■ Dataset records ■
/---

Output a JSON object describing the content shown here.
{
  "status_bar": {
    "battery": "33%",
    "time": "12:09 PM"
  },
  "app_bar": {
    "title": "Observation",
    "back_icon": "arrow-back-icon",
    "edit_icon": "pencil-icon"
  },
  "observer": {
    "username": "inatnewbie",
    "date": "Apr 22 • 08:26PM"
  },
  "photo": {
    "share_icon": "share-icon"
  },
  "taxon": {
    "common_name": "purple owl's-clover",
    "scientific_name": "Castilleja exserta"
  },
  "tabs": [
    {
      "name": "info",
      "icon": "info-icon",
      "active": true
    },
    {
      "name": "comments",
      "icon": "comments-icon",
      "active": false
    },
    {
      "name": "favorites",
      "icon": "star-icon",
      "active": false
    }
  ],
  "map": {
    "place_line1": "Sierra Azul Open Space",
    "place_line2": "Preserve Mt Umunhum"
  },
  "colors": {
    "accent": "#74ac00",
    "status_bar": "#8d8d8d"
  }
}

\---

■ Written instruction ■
Return all the lines that contain the string "icon".

■ Task output ■
    "back_icon": "arrow-back-icon",
    "edit_icon": "pencil-icon"
    "share_icon": "share-icon"
      "icon": "info-icon",
      "icon": "comments-icon",
      "icon": "star-icon",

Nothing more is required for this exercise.